(SET PROBLEM):
Skip the pictures. Transcribe the rest of the data below without changing a word.

** START OF SOURCE RECORDS **

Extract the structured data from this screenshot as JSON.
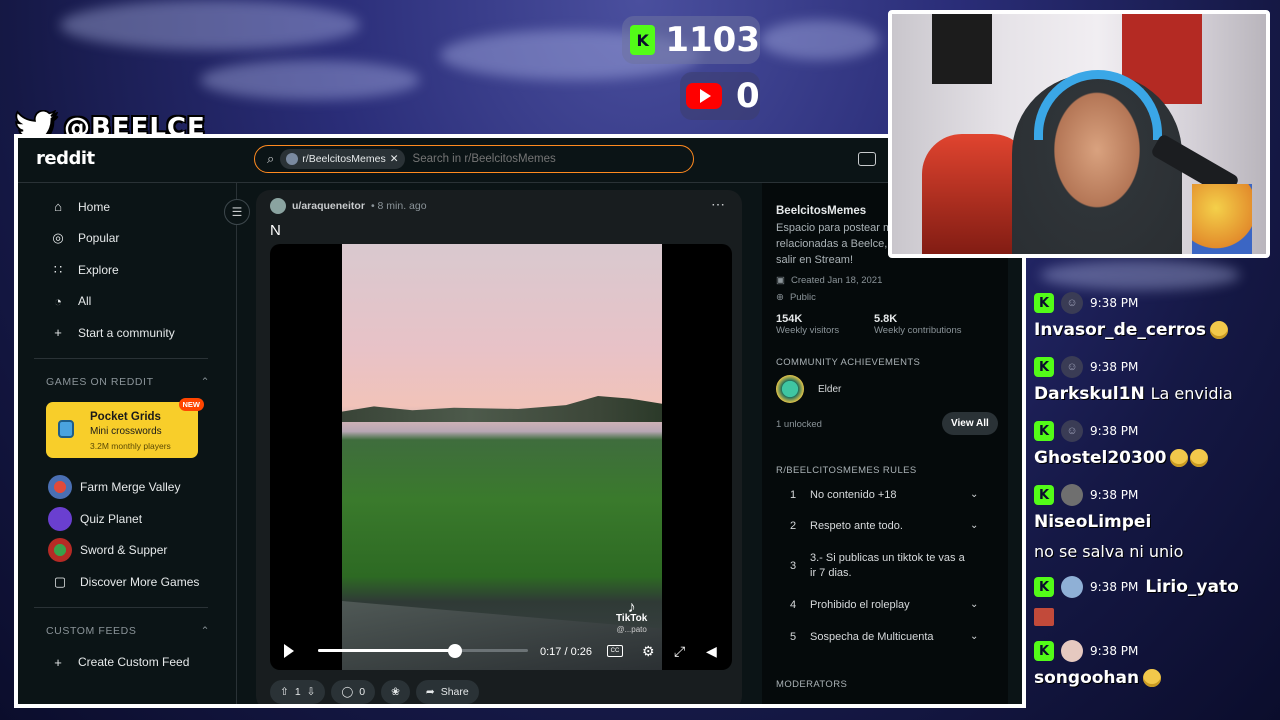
{
  "overlay": {
    "twitter_handle": "@BEELCE_",
    "kick_count": "1103",
    "youtube_count": "0"
  },
  "reddit": {
    "logo": "reddit",
    "search": {
      "chip": "r/BeelcitosMemes",
      "placeholder": "Search in r/BeelcitosMemes"
    },
    "nav": {
      "items": [
        "Home",
        "Popular",
        "Explore",
        "All",
        "Start a community"
      ],
      "icons": [
        "home-icon",
        "popular-icon",
        "explore-icon",
        "all-icon",
        "plus-icon"
      ]
    },
    "games": {
      "heading": "GAMES ON REDDIT",
      "promo": {
        "title": "Pocket Grids",
        "subtitle": "Mini crosswords",
        "players": "3.2M monthly players",
        "badge": "NEW"
      },
      "items": [
        "Farm Merge Valley",
        "Quiz Planet",
        "Sword & Supper",
        "Discover More Games"
      ]
    },
    "custom_feeds": {
      "heading": "CUSTOM FEEDS",
      "create": "Create Custom Feed"
    },
    "post": {
      "user": "u/araqueneitor",
      "time": "• 8 min. ago",
      "title": "N",
      "video": {
        "time": "0:17 / 0:26",
        "progress": 0.65,
        "watermark": "TikTok",
        "watermark_handle": "@...pato"
      },
      "votes": "1",
      "comments": "0",
      "share": "Share"
    },
    "community": {
      "name": "BeelcitosMemes",
      "description": "Espacio para postear me... relacionadas a Beelce, lo... salir en Stream!",
      "created": "Created Jan 18, 2021",
      "visibility": "Public",
      "weekly_visitors": "154K",
      "weekly_visitors_label": "Weekly visitors",
      "weekly_contributions": "5.8K",
      "weekly_contributions_label": "Weekly contributions",
      "achievements_heading": "COMMUNITY ACHIEVEMENTS",
      "achievement": "Elder",
      "unlocked": "1 unlocked",
      "view_all": "View All",
      "rules_heading": "R/BEELCITOSMEMES RULES",
      "rules": [
        {
          "n": "1",
          "text": "No contenido +18"
        },
        {
          "n": "2",
          "text": "Respeto ante todo."
        },
        {
          "n": "3",
          "text": "3.- Si publicas un tiktok te vas a ir 7 dias."
        },
        {
          "n": "4",
          "text": "Prohibido el roleplay"
        },
        {
          "n": "5",
          "text": "Sospecha de Multicuenta"
        }
      ],
      "moderators_heading": "MODERATORS"
    }
  },
  "chat": [
    {
      "time": "9:38 PM",
      "user": "Invasor_de_cerros",
      "text": ""
    },
    {
      "time": "9:38 PM",
      "user": "Darkskul1N",
      "text": "La envidia"
    },
    {
      "time": "9:38 PM",
      "user": "Ghostel20300",
      "text": ""
    },
    {
      "time": "9:38 PM",
      "user": "NiseoLimpei",
      "text": "no se salva ni unio"
    },
    {
      "time": "9:38 PM",
      "user": "Lirio_yato",
      "text": ""
    },
    {
      "time": "9:38 PM",
      "user": "songoohan",
      "text": ""
    }
  ],
  "colors": {
    "kick_green": "#53fc18",
    "reddit_bg": "#0b1416",
    "search_border": "#ff8a1f",
    "promo_yellow": "#f8ce2a",
    "youtube_red": "#ff0000"
  }
}
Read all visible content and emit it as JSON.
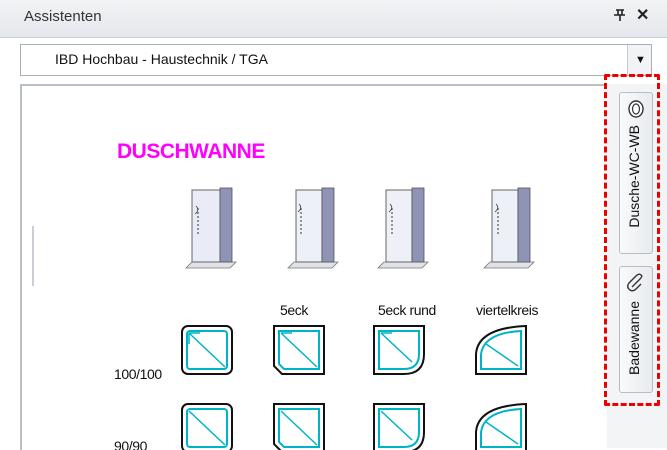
{
  "window": {
    "title": "Assistenten",
    "pin_icon": "pin-icon",
    "close_icon": "close-icon"
  },
  "dropdown": {
    "value": "IBD Hochbau - Haustechnik / TGA"
  },
  "content": {
    "heading": "DUSCHWANNE",
    "columns": [
      "",
      "5eck",
      "5eck rund",
      "viertelkreis"
    ],
    "rows": [
      "100/100",
      "90/90"
    ]
  },
  "tabs": [
    {
      "label": "Dusche-WC-WB",
      "icon": "toilet-icon"
    },
    {
      "label": "Badewanne",
      "icon": "paperclip-icon"
    }
  ],
  "colors": {
    "heading": "#ff00ff",
    "tray_outline": "#00b4c8",
    "highlight": "#ee0000"
  }
}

** END OF SOURCE RECORDS **

(COMPLETED TASK):
Extract the structured data from this screenshot as JSON.
{
  "overlay": {
    "twitter_handle": "@BEELCE_",
    "kick_count": "1103",
    "youtube_count": "0"
  },
  "reddit": {
    "logo": "reddit",
    "search": {
      "chip": "r/BeelcitosMemes",
      "placeholder": "Search in r/BeelcitosMemes"
    },
    "nav": {
      "items": [
        "Home",
        "Popular",
        "Explore",
        "All",
        "Start a community"
      ],
      "icons": [
        "home-icon",
        "popular-icon",
        "explore-icon",
        "all-icon",
        "plus-icon"
      ]
    },
    "games": {
      "heading": "GAMES ON REDDIT",
      "promo": {
        "title": "Pocket Grids",
        "subtitle": "Mini crosswords",
        "players": "3.2M monthly players",
        "badge": "NEW"
      },
      "items": [
        "Farm Merge Valley",
        "Quiz Planet",
        "Sword & Supper",
        "Discover More Games"
      ]
    },
    "custom_feeds": {
      "heading": "CUSTOM FEEDS",
      "create": "Create Custom Feed"
    },
    "post": {
      "user": "u/araqueneitor",
      "time": "• 8 min. ago",
      "title": "N",
      "video": {
        "time": "0:17 / 0:26",
        "progress": 0.65,
        "watermark": "TikTok",
        "watermark_handle": "@...pato"
      },
      "votes": "1",
      "comments": "0",
      "share": "Share"
    },
    "community": {
      "name": "BeelcitosMemes",
      "description": "Espacio para postear me... relacionadas a Beelce, lo... salir en Stream!",
      "created": "Created Jan 18, 2021",
      "visibility": "Public",
      "weekly_visitors": "154K",
      "weekly_visitors_label": "Weekly visitors",
      "weekly_contributions": "5.8K",
      "weekly_contributions_label": "Weekly contributions",
      "achievements_heading": "COMMUNITY ACHIEVEMENTS",
      "achievement": "Elder",
      "unlocked": "1 unlocked",
      "view_all": "View All",
      "rules_heading": "R/BEELCITOSMEMES RULES",
      "rules": [
        {
          "n": "1",
          "text": "No contenido +18"
        },
        {
          "n": "2",
          "text": "Respeto ante todo."
        },
        {
          "n": "3",
          "text": "3.- Si publicas un tiktok te vas a ir 7 dias."
        },
        {
          "n": "4",
          "text": "Prohibido el roleplay"
        },
        {
          "n": "5",
          "text": "Sospecha de Multicuenta"
        }
      ],
      "moderators_heading": "MODERATORS"
    }
  },
  "chat": [
    {
      "time": "9:38 PM",
      "user": "Invasor_de_cerros",
      "text": ""
    },
    {
      "time": "9:38 PM",
      "user": "Darkskul1N",
      "text": "La envidia"
    },
    {
      "time": "9:38 PM",
      "user": "Ghostel20300",
      "text": ""
    },
    {
      "time": "9:38 PM",
      "user": "NiseoLimpei",
      "text": "no se salva ni unio"
    },
    {
      "time": "9:38 PM",
      "user": "Lirio_yato",
      "text": ""
    },
    {
      "time": "9:38 PM",
      "user": "songoohan",
      "text": ""
    }
  ],
  "colors": {
    "kick_green": "#53fc18",
    "reddit_bg": "#0b1416",
    "search_border": "#ff8a1f",
    "promo_yellow": "#f8ce2a",
    "youtube_red": "#ff0000"
  }
}
Read all visible content and emit it as JSON.
{
  "window": {
    "title": "Assistenten",
    "pin_icon": "pin-icon",
    "close_icon": "close-icon"
  },
  "dropdown": {
    "value": "IBD Hochbau - Haustechnik / TGA"
  },
  "content": {
    "heading": "DUSCHWANNE",
    "columns": [
      "",
      "5eck",
      "5eck rund",
      "viertelkreis"
    ],
    "rows": [
      "100/100",
      "90/90"
    ]
  },
  "tabs": [
    {
      "label": "Dusche-WC-WB",
      "icon": "toilet-icon"
    },
    {
      "label": "Badewanne",
      "icon": "paperclip-icon"
    }
  ],
  "colors": {
    "heading": "#ff00ff",
    "tray_outline": "#00b4c8",
    "highlight": "#ee0000"
  }
}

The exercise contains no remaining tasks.